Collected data
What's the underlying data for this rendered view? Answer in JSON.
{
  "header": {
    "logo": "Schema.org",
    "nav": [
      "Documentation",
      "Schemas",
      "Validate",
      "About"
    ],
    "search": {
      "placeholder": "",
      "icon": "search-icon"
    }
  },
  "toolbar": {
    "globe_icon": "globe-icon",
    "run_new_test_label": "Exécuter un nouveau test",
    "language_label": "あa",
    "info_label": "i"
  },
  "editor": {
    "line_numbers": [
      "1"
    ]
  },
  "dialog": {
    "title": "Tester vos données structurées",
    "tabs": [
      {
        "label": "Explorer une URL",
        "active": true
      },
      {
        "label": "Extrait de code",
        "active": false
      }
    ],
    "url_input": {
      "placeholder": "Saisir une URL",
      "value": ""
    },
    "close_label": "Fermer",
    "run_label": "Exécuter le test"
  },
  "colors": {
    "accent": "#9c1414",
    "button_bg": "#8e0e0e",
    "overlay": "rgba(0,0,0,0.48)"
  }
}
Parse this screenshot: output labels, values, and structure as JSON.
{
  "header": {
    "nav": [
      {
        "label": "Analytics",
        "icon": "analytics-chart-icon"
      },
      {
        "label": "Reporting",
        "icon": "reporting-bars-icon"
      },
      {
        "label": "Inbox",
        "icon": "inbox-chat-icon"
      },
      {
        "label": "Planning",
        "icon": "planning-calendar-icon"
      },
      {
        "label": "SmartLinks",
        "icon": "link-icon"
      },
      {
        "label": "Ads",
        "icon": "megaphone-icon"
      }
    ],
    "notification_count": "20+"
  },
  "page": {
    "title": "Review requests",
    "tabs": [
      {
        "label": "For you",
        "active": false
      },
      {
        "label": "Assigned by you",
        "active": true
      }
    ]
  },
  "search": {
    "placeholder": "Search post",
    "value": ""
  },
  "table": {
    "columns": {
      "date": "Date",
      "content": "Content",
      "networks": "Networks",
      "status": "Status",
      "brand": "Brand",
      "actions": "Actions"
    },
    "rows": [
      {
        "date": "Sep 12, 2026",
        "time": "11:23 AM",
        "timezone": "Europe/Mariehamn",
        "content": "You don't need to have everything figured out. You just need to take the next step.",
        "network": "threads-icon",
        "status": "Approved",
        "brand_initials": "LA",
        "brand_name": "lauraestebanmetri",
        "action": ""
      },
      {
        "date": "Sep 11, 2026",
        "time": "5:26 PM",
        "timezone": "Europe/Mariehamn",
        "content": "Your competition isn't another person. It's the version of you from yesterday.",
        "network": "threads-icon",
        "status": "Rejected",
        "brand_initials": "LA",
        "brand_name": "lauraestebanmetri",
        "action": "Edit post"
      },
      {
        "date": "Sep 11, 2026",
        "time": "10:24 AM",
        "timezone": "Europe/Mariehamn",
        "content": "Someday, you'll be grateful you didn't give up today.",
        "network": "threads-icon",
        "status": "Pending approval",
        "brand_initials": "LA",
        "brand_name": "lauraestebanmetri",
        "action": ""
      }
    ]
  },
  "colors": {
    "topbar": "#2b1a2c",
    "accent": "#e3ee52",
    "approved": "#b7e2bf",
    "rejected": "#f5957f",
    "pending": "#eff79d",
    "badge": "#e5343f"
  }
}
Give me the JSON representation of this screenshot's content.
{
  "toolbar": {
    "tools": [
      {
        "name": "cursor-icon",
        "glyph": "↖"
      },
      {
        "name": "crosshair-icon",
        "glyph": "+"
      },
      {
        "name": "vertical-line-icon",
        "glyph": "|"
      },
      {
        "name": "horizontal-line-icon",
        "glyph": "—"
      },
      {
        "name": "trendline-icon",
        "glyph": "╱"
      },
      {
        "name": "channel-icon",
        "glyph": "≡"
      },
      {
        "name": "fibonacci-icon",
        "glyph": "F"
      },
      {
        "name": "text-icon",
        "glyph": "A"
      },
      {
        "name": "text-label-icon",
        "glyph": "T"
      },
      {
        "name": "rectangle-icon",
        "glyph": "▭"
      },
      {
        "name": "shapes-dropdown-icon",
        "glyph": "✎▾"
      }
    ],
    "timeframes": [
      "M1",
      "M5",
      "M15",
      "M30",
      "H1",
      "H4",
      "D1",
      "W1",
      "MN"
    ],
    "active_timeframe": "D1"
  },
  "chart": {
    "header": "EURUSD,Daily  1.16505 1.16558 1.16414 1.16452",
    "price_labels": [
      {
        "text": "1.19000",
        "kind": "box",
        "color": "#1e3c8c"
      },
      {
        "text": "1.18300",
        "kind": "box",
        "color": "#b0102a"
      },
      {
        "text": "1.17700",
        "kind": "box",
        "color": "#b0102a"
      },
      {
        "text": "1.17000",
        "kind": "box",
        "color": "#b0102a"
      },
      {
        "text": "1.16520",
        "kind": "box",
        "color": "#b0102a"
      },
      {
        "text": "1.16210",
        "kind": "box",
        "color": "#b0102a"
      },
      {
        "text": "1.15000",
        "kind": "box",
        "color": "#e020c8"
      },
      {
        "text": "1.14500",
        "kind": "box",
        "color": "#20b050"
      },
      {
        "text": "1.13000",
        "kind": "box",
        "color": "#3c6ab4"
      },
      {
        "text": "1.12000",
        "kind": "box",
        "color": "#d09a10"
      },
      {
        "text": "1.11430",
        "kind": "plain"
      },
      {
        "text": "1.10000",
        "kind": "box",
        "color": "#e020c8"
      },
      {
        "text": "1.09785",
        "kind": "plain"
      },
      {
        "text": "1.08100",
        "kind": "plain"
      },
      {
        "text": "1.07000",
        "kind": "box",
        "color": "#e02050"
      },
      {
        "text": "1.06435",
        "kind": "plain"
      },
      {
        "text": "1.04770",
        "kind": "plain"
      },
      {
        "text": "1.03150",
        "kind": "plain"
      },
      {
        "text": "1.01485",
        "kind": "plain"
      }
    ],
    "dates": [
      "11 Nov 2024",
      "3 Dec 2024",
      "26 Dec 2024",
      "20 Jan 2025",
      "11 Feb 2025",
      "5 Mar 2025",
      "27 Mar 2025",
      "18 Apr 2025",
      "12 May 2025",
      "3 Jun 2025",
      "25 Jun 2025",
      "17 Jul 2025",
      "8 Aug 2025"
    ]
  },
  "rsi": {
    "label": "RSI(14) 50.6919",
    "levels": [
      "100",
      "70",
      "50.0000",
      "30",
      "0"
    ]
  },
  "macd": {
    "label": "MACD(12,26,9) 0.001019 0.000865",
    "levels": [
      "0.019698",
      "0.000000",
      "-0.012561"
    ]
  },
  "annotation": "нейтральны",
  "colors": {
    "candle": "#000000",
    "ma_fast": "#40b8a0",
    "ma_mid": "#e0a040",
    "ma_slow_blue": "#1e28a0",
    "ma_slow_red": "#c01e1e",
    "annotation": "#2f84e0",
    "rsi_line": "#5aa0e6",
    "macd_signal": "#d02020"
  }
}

**Task**
Check every line of the data above for the string "title", and copy those that have it.

**Reply to the task**
    "title": "Tester vos données structurées",
    "title": "Review requests",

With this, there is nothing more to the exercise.